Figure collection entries
<<<<

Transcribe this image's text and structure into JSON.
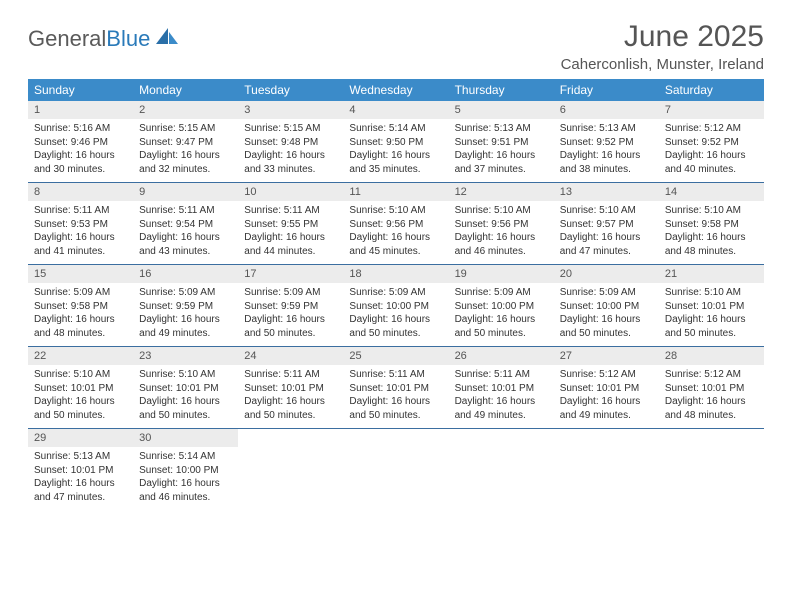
{
  "colors": {
    "header_bg": "#3b8bc9",
    "header_text": "#ffffff",
    "daynum_bg": "#ececec",
    "daynum_text": "#555555",
    "body_text": "#333333",
    "rule": "#3b6ea0",
    "title_text": "#555555",
    "logo_gray": "#5a5a5a",
    "logo_blue": "#2a7ab9",
    "page_bg": "#ffffff"
  },
  "fonts": {
    "title_size_pt": 22,
    "location_size_pt": 11,
    "day_header_size_pt": 9,
    "daynum_size_pt": 8,
    "body_size_pt": 7.5,
    "family": "Arial"
  },
  "logo": {
    "text_gray": "General",
    "text_blue": "Blue"
  },
  "title": "June 2025",
  "location": "Caherconlish, Munster, Ireland",
  "day_headers": [
    "Sunday",
    "Monday",
    "Tuesday",
    "Wednesday",
    "Thursday",
    "Friday",
    "Saturday"
  ],
  "weeks": [
    [
      {
        "n": "1",
        "sunrise": "Sunrise: 5:16 AM",
        "sunset": "Sunset: 9:46 PM",
        "d1": "Daylight: 16 hours",
        "d2": "and 30 minutes."
      },
      {
        "n": "2",
        "sunrise": "Sunrise: 5:15 AM",
        "sunset": "Sunset: 9:47 PM",
        "d1": "Daylight: 16 hours",
        "d2": "and 32 minutes."
      },
      {
        "n": "3",
        "sunrise": "Sunrise: 5:15 AM",
        "sunset": "Sunset: 9:48 PM",
        "d1": "Daylight: 16 hours",
        "d2": "and 33 minutes."
      },
      {
        "n": "4",
        "sunrise": "Sunrise: 5:14 AM",
        "sunset": "Sunset: 9:50 PM",
        "d1": "Daylight: 16 hours",
        "d2": "and 35 minutes."
      },
      {
        "n": "5",
        "sunrise": "Sunrise: 5:13 AM",
        "sunset": "Sunset: 9:51 PM",
        "d1": "Daylight: 16 hours",
        "d2": "and 37 minutes."
      },
      {
        "n": "6",
        "sunrise": "Sunrise: 5:13 AM",
        "sunset": "Sunset: 9:52 PM",
        "d1": "Daylight: 16 hours",
        "d2": "and 38 minutes."
      },
      {
        "n": "7",
        "sunrise": "Sunrise: 5:12 AM",
        "sunset": "Sunset: 9:52 PM",
        "d1": "Daylight: 16 hours",
        "d2": "and 40 minutes."
      }
    ],
    [
      {
        "n": "8",
        "sunrise": "Sunrise: 5:11 AM",
        "sunset": "Sunset: 9:53 PM",
        "d1": "Daylight: 16 hours",
        "d2": "and 41 minutes."
      },
      {
        "n": "9",
        "sunrise": "Sunrise: 5:11 AM",
        "sunset": "Sunset: 9:54 PM",
        "d1": "Daylight: 16 hours",
        "d2": "and 43 minutes."
      },
      {
        "n": "10",
        "sunrise": "Sunrise: 5:11 AM",
        "sunset": "Sunset: 9:55 PM",
        "d1": "Daylight: 16 hours",
        "d2": "and 44 minutes."
      },
      {
        "n": "11",
        "sunrise": "Sunrise: 5:10 AM",
        "sunset": "Sunset: 9:56 PM",
        "d1": "Daylight: 16 hours",
        "d2": "and 45 minutes."
      },
      {
        "n": "12",
        "sunrise": "Sunrise: 5:10 AM",
        "sunset": "Sunset: 9:56 PM",
        "d1": "Daylight: 16 hours",
        "d2": "and 46 minutes."
      },
      {
        "n": "13",
        "sunrise": "Sunrise: 5:10 AM",
        "sunset": "Sunset: 9:57 PM",
        "d1": "Daylight: 16 hours",
        "d2": "and 47 minutes."
      },
      {
        "n": "14",
        "sunrise": "Sunrise: 5:10 AM",
        "sunset": "Sunset: 9:58 PM",
        "d1": "Daylight: 16 hours",
        "d2": "and 48 minutes."
      }
    ],
    [
      {
        "n": "15",
        "sunrise": "Sunrise: 5:09 AM",
        "sunset": "Sunset: 9:58 PM",
        "d1": "Daylight: 16 hours",
        "d2": "and 48 minutes."
      },
      {
        "n": "16",
        "sunrise": "Sunrise: 5:09 AM",
        "sunset": "Sunset: 9:59 PM",
        "d1": "Daylight: 16 hours",
        "d2": "and 49 minutes."
      },
      {
        "n": "17",
        "sunrise": "Sunrise: 5:09 AM",
        "sunset": "Sunset: 9:59 PM",
        "d1": "Daylight: 16 hours",
        "d2": "and 50 minutes."
      },
      {
        "n": "18",
        "sunrise": "Sunrise: 5:09 AM",
        "sunset": "Sunset: 10:00 PM",
        "d1": "Daylight: 16 hours",
        "d2": "and 50 minutes."
      },
      {
        "n": "19",
        "sunrise": "Sunrise: 5:09 AM",
        "sunset": "Sunset: 10:00 PM",
        "d1": "Daylight: 16 hours",
        "d2": "and 50 minutes."
      },
      {
        "n": "20",
        "sunrise": "Sunrise: 5:09 AM",
        "sunset": "Sunset: 10:00 PM",
        "d1": "Daylight: 16 hours",
        "d2": "and 50 minutes."
      },
      {
        "n": "21",
        "sunrise": "Sunrise: 5:10 AM",
        "sunset": "Sunset: 10:01 PM",
        "d1": "Daylight: 16 hours",
        "d2": "and 50 minutes."
      }
    ],
    [
      {
        "n": "22",
        "sunrise": "Sunrise: 5:10 AM",
        "sunset": "Sunset: 10:01 PM",
        "d1": "Daylight: 16 hours",
        "d2": "and 50 minutes."
      },
      {
        "n": "23",
        "sunrise": "Sunrise: 5:10 AM",
        "sunset": "Sunset: 10:01 PM",
        "d1": "Daylight: 16 hours",
        "d2": "and 50 minutes."
      },
      {
        "n": "24",
        "sunrise": "Sunrise: 5:11 AM",
        "sunset": "Sunset: 10:01 PM",
        "d1": "Daylight: 16 hours",
        "d2": "and 50 minutes."
      },
      {
        "n": "25",
        "sunrise": "Sunrise: 5:11 AM",
        "sunset": "Sunset: 10:01 PM",
        "d1": "Daylight: 16 hours",
        "d2": "and 50 minutes."
      },
      {
        "n": "26",
        "sunrise": "Sunrise: 5:11 AM",
        "sunset": "Sunset: 10:01 PM",
        "d1": "Daylight: 16 hours",
        "d2": "and 49 minutes."
      },
      {
        "n": "27",
        "sunrise": "Sunrise: 5:12 AM",
        "sunset": "Sunset: 10:01 PM",
        "d1": "Daylight: 16 hours",
        "d2": "and 49 minutes."
      },
      {
        "n": "28",
        "sunrise": "Sunrise: 5:12 AM",
        "sunset": "Sunset: 10:01 PM",
        "d1": "Daylight: 16 hours",
        "d2": "and 48 minutes."
      }
    ],
    [
      {
        "n": "29",
        "sunrise": "Sunrise: 5:13 AM",
        "sunset": "Sunset: 10:01 PM",
        "d1": "Daylight: 16 hours",
        "d2": "and 47 minutes."
      },
      {
        "n": "30",
        "sunrise": "Sunrise: 5:14 AM",
        "sunset": "Sunset: 10:00 PM",
        "d1": "Daylight: 16 hours",
        "d2": "and 46 minutes."
      },
      null,
      null,
      null,
      null,
      null
    ]
  ]
}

>>>>

WORK REQUIRED >>
Each line above is to be copied verbatim. Drop any image from the copy.

RESULT FOR THIS TASK >>
Transcribe this image's text and structure into JSON.
{
  "colors": {
    "header_bg": "#3b8bc9",
    "header_text": "#ffffff",
    "daynum_bg": "#ececec",
    "daynum_text": "#555555",
    "body_text": "#333333",
    "rule": "#3b6ea0",
    "title_text": "#555555",
    "logo_gray": "#5a5a5a",
    "logo_blue": "#2a7ab9",
    "page_bg": "#ffffff"
  },
  "fonts": {
    "title_size_pt": 22,
    "location_size_pt": 11,
    "day_header_size_pt": 9,
    "daynum_size_pt": 8,
    "body_size_pt": 7.5,
    "family": "Arial"
  },
  "logo": {
    "text_gray": "General",
    "text_blue": "Blue"
  },
  "title": "June 2025",
  "location": "Caherconlish, Munster, Ireland",
  "day_headers": [
    "Sunday",
    "Monday",
    "Tuesday",
    "Wednesday",
    "Thursday",
    "Friday",
    "Saturday"
  ],
  "weeks": [
    [
      {
        "n": "1",
        "sunrise": "Sunrise: 5:16 AM",
        "sunset": "Sunset: 9:46 PM",
        "d1": "Daylight: 16 hours",
        "d2": "and 30 minutes."
      },
      {
        "n": "2",
        "sunrise": "Sunrise: 5:15 AM",
        "sunset": "Sunset: 9:47 PM",
        "d1": "Daylight: 16 hours",
        "d2": "and 32 minutes."
      },
      {
        "n": "3",
        "sunrise": "Sunrise: 5:15 AM",
        "sunset": "Sunset: 9:48 PM",
        "d1": "Daylight: 16 hours",
        "d2": "and 33 minutes."
      },
      {
        "n": "4",
        "sunrise": "Sunrise: 5:14 AM",
        "sunset": "Sunset: 9:50 PM",
        "d1": "Daylight: 16 hours",
        "d2": "and 35 minutes."
      },
      {
        "n": "5",
        "sunrise": "Sunrise: 5:13 AM",
        "sunset": "Sunset: 9:51 PM",
        "d1": "Daylight: 16 hours",
        "d2": "and 37 minutes."
      },
      {
        "n": "6",
        "sunrise": "Sunrise: 5:13 AM",
        "sunset": "Sunset: 9:52 PM",
        "d1": "Daylight: 16 hours",
        "d2": "and 38 minutes."
      },
      {
        "n": "7",
        "sunrise": "Sunrise: 5:12 AM",
        "sunset": "Sunset: 9:52 PM",
        "d1": "Daylight: 16 hours",
        "d2": "and 40 minutes."
      }
    ],
    [
      {
        "n": "8",
        "sunrise": "Sunrise: 5:11 AM",
        "sunset": "Sunset: 9:53 PM",
        "d1": "Daylight: 16 hours",
        "d2": "and 41 minutes."
      },
      {
        "n": "9",
        "sunrise": "Sunrise: 5:11 AM",
        "sunset": "Sunset: 9:54 PM",
        "d1": "Daylight: 16 hours",
        "d2": "and 43 minutes."
      },
      {
        "n": "10",
        "sunrise": "Sunrise: 5:11 AM",
        "sunset": "Sunset: 9:55 PM",
        "d1": "Daylight: 16 hours",
        "d2": "and 44 minutes."
      },
      {
        "n": "11",
        "sunrise": "Sunrise: 5:10 AM",
        "sunset": "Sunset: 9:56 PM",
        "d1": "Daylight: 16 hours",
        "d2": "and 45 minutes."
      },
      {
        "n": "12",
        "sunrise": "Sunrise: 5:10 AM",
        "sunset": "Sunset: 9:56 PM",
        "d1": "Daylight: 16 hours",
        "d2": "and 46 minutes."
      },
      {
        "n": "13",
        "sunrise": "Sunrise: 5:10 AM",
        "sunset": "Sunset: 9:57 PM",
        "d1": "Daylight: 16 hours",
        "d2": "and 47 minutes."
      },
      {
        "n": "14",
        "sunrise": "Sunrise: 5:10 AM",
        "sunset": "Sunset: 9:58 PM",
        "d1": "Daylight: 16 hours",
        "d2": "and 48 minutes."
      }
    ],
    [
      {
        "n": "15",
        "sunrise": "Sunrise: 5:09 AM",
        "sunset": "Sunset: 9:58 PM",
        "d1": "Daylight: 16 hours",
        "d2": "and 48 minutes."
      },
      {
        "n": "16",
        "sunrise": "Sunrise: 5:09 AM",
        "sunset": "Sunset: 9:59 PM",
        "d1": "Daylight: 16 hours",
        "d2": "and 49 minutes."
      },
      {
        "n": "17",
        "sunrise": "Sunrise: 5:09 AM",
        "sunset": "Sunset: 9:59 PM",
        "d1": "Daylight: 16 hours",
        "d2": "and 50 minutes."
      },
      {
        "n": "18",
        "sunrise": "Sunrise: 5:09 AM",
        "sunset": "Sunset: 10:00 PM",
        "d1": "Daylight: 16 hours",
        "d2": "and 50 minutes."
      },
      {
        "n": "19",
        "sunrise": "Sunrise: 5:09 AM",
        "sunset": "Sunset: 10:00 PM",
        "d1": "Daylight: 16 hours",
        "d2": "and 50 minutes."
      },
      {
        "n": "20",
        "sunrise": "Sunrise: 5:09 AM",
        "sunset": "Sunset: 10:00 PM",
        "d1": "Daylight: 16 hours",
        "d2": "and 50 minutes."
      },
      {
        "n": "21",
        "sunrise": "Sunrise: 5:10 AM",
        "sunset": "Sunset: 10:01 PM",
        "d1": "Daylight: 16 hours",
        "d2": "and 50 minutes."
      }
    ],
    [
      {
        "n": "22",
        "sunrise": "Sunrise: 5:10 AM",
        "sunset": "Sunset: 10:01 PM",
        "d1": "Daylight: 16 hours",
        "d2": "and 50 minutes."
      },
      {
        "n": "23",
        "sunrise": "Sunrise: 5:10 AM",
        "sunset": "Sunset: 10:01 PM",
        "d1": "Daylight: 16 hours",
        "d2": "and 50 minutes."
      },
      {
        "n": "24",
        "sunrise": "Sunrise: 5:11 AM",
        "sunset": "Sunset: 10:01 PM",
        "d1": "Daylight: 16 hours",
        "d2": "and 50 minutes."
      },
      {
        "n": "25",
        "sunrise": "Sunrise: 5:11 AM",
        "sunset": "Sunset: 10:01 PM",
        "d1": "Daylight: 16 hours",
        "d2": "and 50 minutes."
      },
      {
        "n": "26",
        "sunrise": "Sunrise: 5:11 AM",
        "sunset": "Sunset: 10:01 PM",
        "d1": "Daylight: 16 hours",
        "d2": "and 49 minutes."
      },
      {
        "n": "27",
        "sunrise": "Sunrise: 5:12 AM",
        "sunset": "Sunset: 10:01 PM",
        "d1": "Daylight: 16 hours",
        "d2": "and 49 minutes."
      },
      {
        "n": "28",
        "sunrise": "Sunrise: 5:12 AM",
        "sunset": "Sunset: 10:01 PM",
        "d1": "Daylight: 16 hours",
        "d2": "and 48 minutes."
      }
    ],
    [
      {
        "n": "29",
        "sunrise": "Sunrise: 5:13 AM",
        "sunset": "Sunset: 10:01 PM",
        "d1": "Daylight: 16 hours",
        "d2": "and 47 minutes."
      },
      {
        "n": "30",
        "sunrise": "Sunrise: 5:14 AM",
        "sunset": "Sunset: 10:00 PM",
        "d1": "Daylight: 16 hours",
        "d2": "and 46 minutes."
      },
      null,
      null,
      null,
      null,
      null
    ]
  ]
}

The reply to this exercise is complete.